CHALLENGE >>
Every entry must be copied word for word.

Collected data
************
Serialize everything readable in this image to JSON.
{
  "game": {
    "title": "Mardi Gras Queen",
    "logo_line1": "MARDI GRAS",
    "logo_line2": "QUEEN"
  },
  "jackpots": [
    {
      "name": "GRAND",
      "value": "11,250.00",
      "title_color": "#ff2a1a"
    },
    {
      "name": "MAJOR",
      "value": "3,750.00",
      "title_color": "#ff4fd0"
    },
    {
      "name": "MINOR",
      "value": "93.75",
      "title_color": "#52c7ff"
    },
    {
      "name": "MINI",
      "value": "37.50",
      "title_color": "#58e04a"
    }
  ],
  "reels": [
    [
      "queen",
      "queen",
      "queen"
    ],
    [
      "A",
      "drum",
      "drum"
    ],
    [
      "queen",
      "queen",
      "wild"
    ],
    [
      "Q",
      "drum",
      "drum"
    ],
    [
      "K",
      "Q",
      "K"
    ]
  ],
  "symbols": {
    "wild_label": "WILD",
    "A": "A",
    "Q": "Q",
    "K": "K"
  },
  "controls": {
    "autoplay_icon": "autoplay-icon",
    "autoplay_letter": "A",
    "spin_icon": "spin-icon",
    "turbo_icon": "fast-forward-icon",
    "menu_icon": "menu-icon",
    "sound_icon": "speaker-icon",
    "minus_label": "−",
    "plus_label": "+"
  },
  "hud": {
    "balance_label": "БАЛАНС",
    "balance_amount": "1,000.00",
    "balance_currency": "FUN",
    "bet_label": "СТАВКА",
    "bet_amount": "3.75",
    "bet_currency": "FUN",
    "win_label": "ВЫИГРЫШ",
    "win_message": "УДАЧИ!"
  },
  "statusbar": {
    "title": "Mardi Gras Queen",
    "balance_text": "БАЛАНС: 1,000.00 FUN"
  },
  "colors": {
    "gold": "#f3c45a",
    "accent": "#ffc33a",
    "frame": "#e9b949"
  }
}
************
SOLVED EXERCISE >>
Serialize everything readable in this image to JSON.
{
  "game": {
    "title": "Mardi Gras Queen",
    "logo_line1": "MARDI GRAS",
    "logo_line2": "QUEEN"
  },
  "jackpots": [
    {
      "name": "GRAND",
      "value": "11,250.00",
      "title_color": "#ff2a1a"
    },
    {
      "name": "MAJOR",
      "value": "3,750.00",
      "title_color": "#ff4fd0"
    },
    {
      "name": "MINOR",
      "value": "93.75",
      "title_color": "#52c7ff"
    },
    {
      "name": "MINI",
      "value": "37.50",
      "title_color": "#58e04a"
    }
  ],
  "reels": [
    [
      "queen",
      "queen",
      "queen"
    ],
    [
      "A",
      "drum",
      "drum"
    ],
    [
      "queen",
      "queen",
      "wild"
    ],
    [
      "Q",
      "drum",
      "drum"
    ],
    [
      "K",
      "Q",
      "K"
    ]
  ],
  "symbols": {
    "wild_label": "WILD",
    "A": "A",
    "Q": "Q",
    "K": "K"
  },
  "controls": {
    "autoplay_icon": "autoplay-icon",
    "autoplay_letter": "A",
    "spin_icon": "spin-icon",
    "turbo_icon": "fast-forward-icon",
    "menu_icon": "menu-icon",
    "sound_icon": "speaker-icon",
    "minus_label": "−",
    "plus_label": "+"
  },
  "hud": {
    "balance_label": "БАЛАНС",
    "balance_amount": "1,000.00",
    "balance_currency": "FUN",
    "bet_label": "СТАВКА",
    "bet_amount": "3.75",
    "bet_currency": "FUN",
    "win_label": "ВЫИГРЫШ",
    "win_message": "УДАЧИ!"
  },
  "statusbar": {
    "title": "Mardi Gras Queen",
    "balance_text": "БАЛАНС: 1,000.00 FUN"
  },
  "colors": {
    "gold": "#f3c45a",
    "accent": "#ffc33a",
    "frame": "#e9b949"
  }
}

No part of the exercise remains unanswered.